→ **EXERCISE**
Reproduce the listing exactly, with no pictures in your copy.

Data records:
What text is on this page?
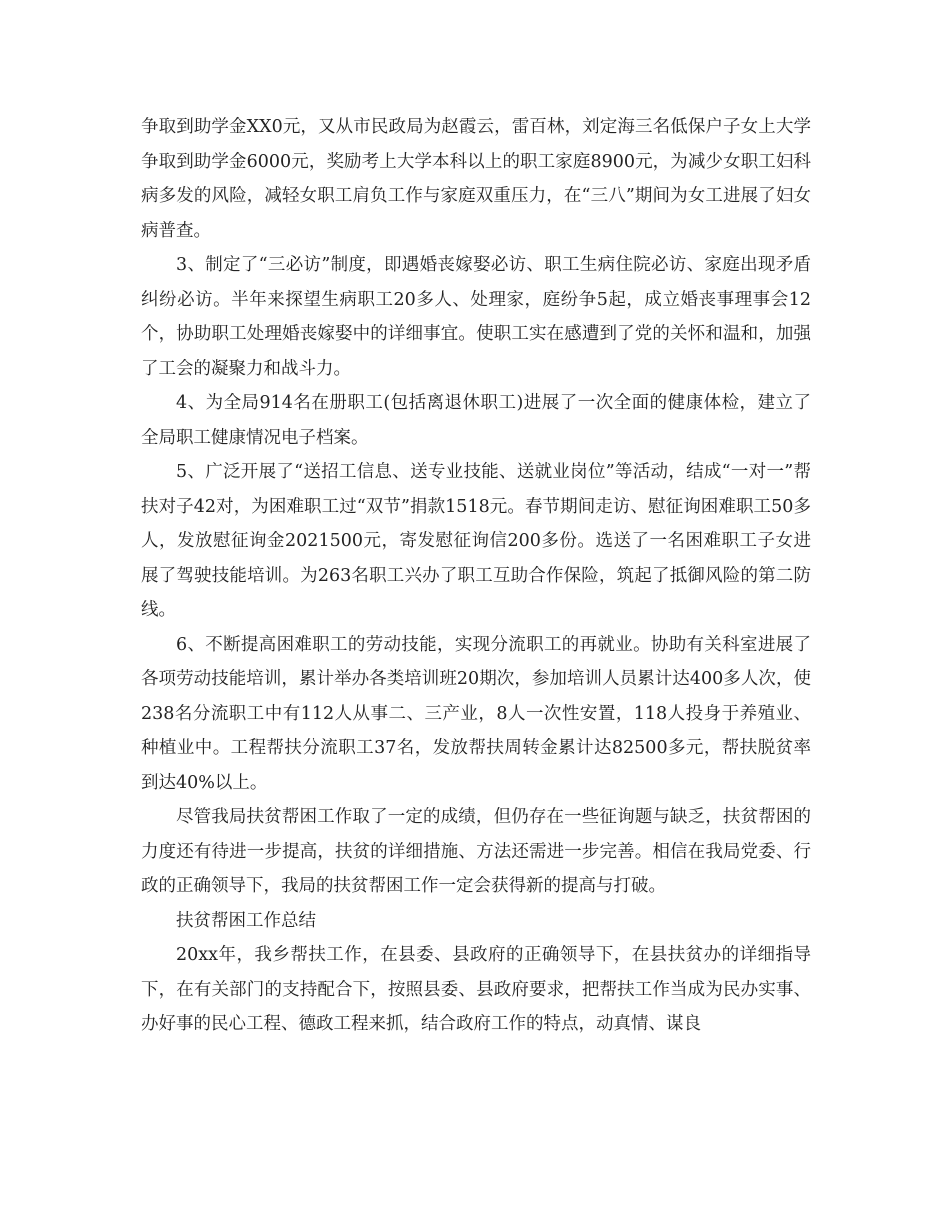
争取到助学金XX0元，又从市民政局为赵霞云，雷百林，刘定海三名低保户子女上大学争取到助学金6000元，奖励考上大学本科以上的职工家庭8900元，为减少女职工妇科病多发的风险，减轻女职工肩负工作与家庭双重压力，在“三八”期间为女工进展了妇女病普查。

3、制定了“三必访”制度，即遇婚丧嫁娶必访、职工生病住院必访、家庭出现矛盾纠纷必访。半年来探望生病职工20多人、处理家，庭纷争5起，成立婚丧事理事会12个，协助职工处理婚丧嫁娶中的详细事宜。使职工实在感遭到了党的关怀和温和，加强了工会的凝聚力和战斗力。

4、为全局914名在册职工(包括离退休职工)进展了一次全面的健康体检，建立了全局职工健康情况电子档案。

5、广泛开展了“送招工信息、送专业技能、送就业岗位”等活动，结成“一对一”帮扶对子42对，为困难职工过“双节”捐款1518元。春节期间走访、慰征询困难职工50多人，发放慰征询金2021500元，寄发慰征询信200多份。选送了一名困难职工子女进展了驾驶技能培训。为263名职工兴办了职工互助合作保险，筑起了抵御风险的第二防线。

6、不断提高困难职工的劳动技能，实现分流职工的再就业。协助有关科室进展了各项劳动技能培训，累计举办各类培训班20期次，参加培训人员累计达400多人次，使238名分流职工中有112人从事二、三产业，8人一次性安置，118人投身于养殖业、种植业中。工程帮扶分流职工37名，发放帮扶周转金累计达82500多元，帮扶脱贫率到达40%以上。

尽管我局扶贫帮困工作取了一定的成绩，但仍存在一些征询题与缺乏，扶贫帮困的力度还有待进一步提高，扶贫的详细措施、方法还需进一步完善。相信在我局党委、行政的正确领导下，我局的扶贫帮困工作一定会获得新的提高与打破。

扶贫帮困工作总结

20xx年，我乡帮扶工作，在县委、县政府的正确领导下，在县扶贫办的详细指导下，在有关部门的支持配合下，按照县委、县政府要求，把帮扶工作当成为民办实事、办好事的民心工程、德政工程来抓，结合政府工作的特点，动真情、谋良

→ **EXERCISE SOLUTION**
What text is on this page?
争取到助学金XX0元，又从市民政局为赵霞云，雷百林，刘定海三名低保户子女上大学争取到助学金6000元，奖励考上大学本科以上的职工家庭8900元，为减少女职工妇科病多发的风险，减轻女职工肩负工作与家庭双重压力，在“三八”期间为女工进展了妇女病普查。

3、制定了“三必访”制度，即遇婚丧嫁娶必访、职工生病住院必访、家庭出现矛盾纠纷必访。半年来探望生病职工20多人、处理家，庭纷争5起，成立婚丧事理事会12个，协助职工处理婚丧嫁娶中的详细事宜。使职工实在感遭到了党的关怀和温和，加强了工会的凝聚力和战斗力。

4、为全局914名在册职工(包括离退休职工)进展了一次全面的健康体检，建立了全局职工健康情况电子档案。

5、广泛开展了“送招工信息、送专业技能、送就业岗位”等活动，结成“一对一”帮扶对子42对，为困难职工过“双节”捐款1518元。春节期间走访、慰征询困难职工50多人，发放慰征询金2021500元，寄发慰征询信200多份。选送了一名困难职工子女进展了驾驶技能培训。为263名职工兴办了职工互助合作保险，筑起了抵御风险的第二防线。

6、不断提高困难职工的劳动技能，实现分流职工的再就业。协助有关科室进展了各项劳动技能培训，累计举办各类培训班20期次，参加培训人员累计达400多人次，使238名分流职工中有112人从事二、三产业，8人一次性安置，118人投身于养殖业、种植业中。工程帮扶分流职工37名，发放帮扶周转金累计达82500多元，帮扶脱贫率到达40%以上。

尽管我局扶贫帮困工作取了一定的成绩，但仍存在一些征询题与缺乏，扶贫帮困的力度还有待进一步提高，扶贫的详细措施、方法还需进一步完善。相信在我局党委、行政的正确领导下，我局的扶贫帮困工作一定会获得新的提高与打破。

扶贫帮困工作总结

20xx年，我乡帮扶工作，在县委、县政府的正确领导下，在县扶贫办的详细指导下，在有关部门的支持配合下，按照县委、县政府要求，把帮扶工作当成为民办实事、办好事的民心工程、德政工程来抓，结合政府工作的特点，动真情、谋良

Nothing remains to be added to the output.